##### Task data #####
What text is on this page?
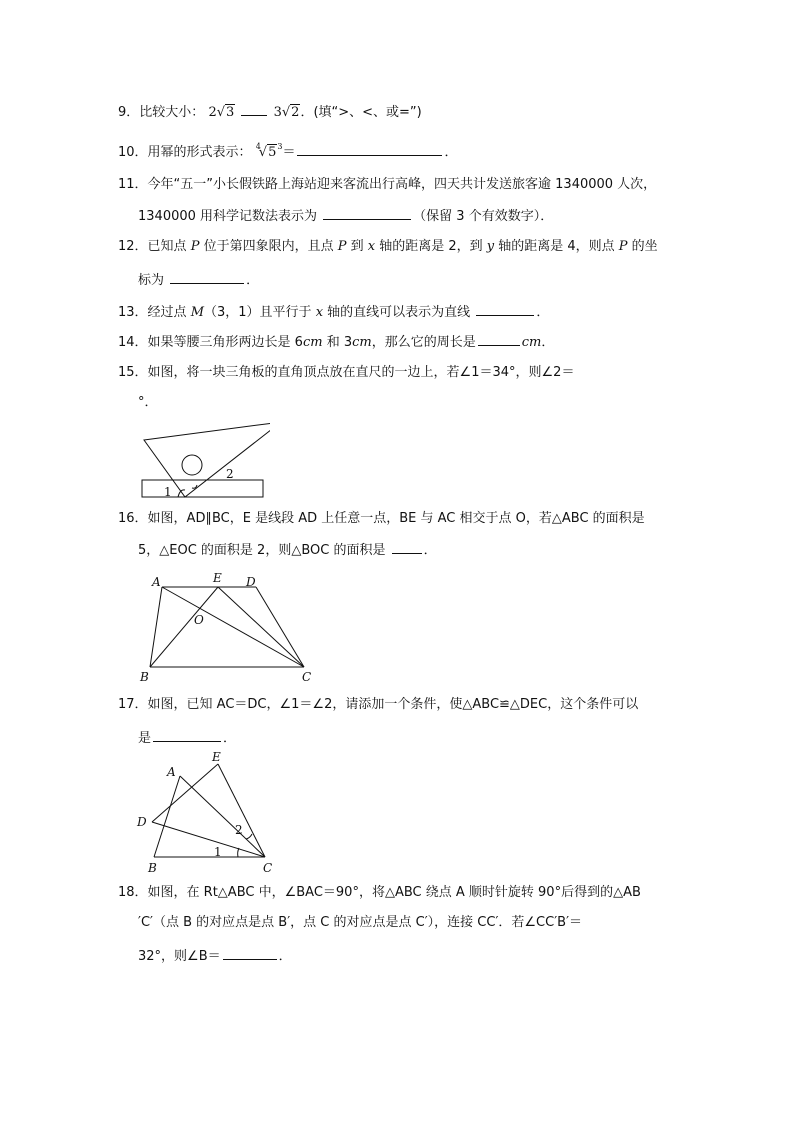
9．比较大小： 2√3	3√2．(填“>、<、或=”)
10．用幂的形式表示： $^4√5^3=$	．
11．今年“五一”小长假铁路上海站迎来客流出行高峰，四天共计发送旅客逾 1340000 人次，
1340000 用科学记数法表示为	（保留 3 个有效数字）．
12．已知点 P 位于第四象限内，且点 P 到 x 轴的距离是 2，到 y 轴的距离是 4，则点 P 的坐
标为	．
13．经过点 M（3，1）且平行于 x 轴的直线可以表示为直线	．
14．如果等腰三角形两边长是 6cm 和 3cm，那么它的周长是	cm．
15．如图，将一块三角板的直角顶点放在直尺的一边上，若∠1＝34°，则∠2＝
°．
1
2
16．如图，AD∥BC，E 是线段 AD 上任意一点，BE 与 AC 相交于点 O，若△ABC 的面积是
5，△EOC 的面积是 2，则△BOC 的面积是	．
A	E D
O
B	C
17．如图，已知 AC＝DC，∠1＝∠2，请添加一个条件，使△ABC≌△DEC，这个条件可以
是	．
A
E
D
B	C
1
2
18．如图，在 Rt△ABC 中，∠BAC＝90°，将△ABC 绕点 A 顺时针旋转 90°后得到的△AB
′C′（点 B 的对应点是点 B′，点 C 的对应点是点 C′），连接 CC′．若∠CC′B′＝
32°，则∠B＝	．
#####
Problem requirements ▸ Nothing but the pictures may be dropped; output the records above exactly.

Response ▸
What text is on this page?
9．比较大小： 2√3	3√2．(填“>、<、或=”)
10．用幂的形式表示： $^4√5^3=$	．
11．今年“五一”小长假铁路上海站迎来客流出行高峰，四天共计发送旅客逾 1340000 人次，
1340000 用科学记数法表示为	（保留 3 个有效数字）．
12．已知点 P 位于第四象限内，且点 P 到 x 轴的距离是 2，到 y 轴的距离是 4，则点 P 的坐
标为	．
13．经过点 M（3，1）且平行于 x 轴的直线可以表示为直线	．
14．如果等腰三角形两边长是 6cm 和 3cm，那么它的周长是	cm．
15．如图，将一块三角板的直角顶点放在直尺的一边上，若∠1＝34°，则∠2＝
°．
1
2
16．如图，AD∥BC，E 是线段 AD 上任意一点，BE 与 AC 相交于点 O，若△ABC 的面积是
5，△EOC 的面积是 2，则△BOC 的面积是	．
A	E D
O
B	C
17．如图，已知 AC＝DC，∠1＝∠2，请添加一个条件，使△ABC≌△DEC，这个条件可以
是	．
A
E
D
B	C
1
2
18．如图，在 Rt△ABC 中，∠BAC＝90°，将△ABC 绕点 A 顺时针旋转 90°后得到的△AB
′C′（点 B 的对应点是点 B′，点 C 的对应点是点 C′），连接 CC′．若∠CC′B′＝
32°，则∠B＝	．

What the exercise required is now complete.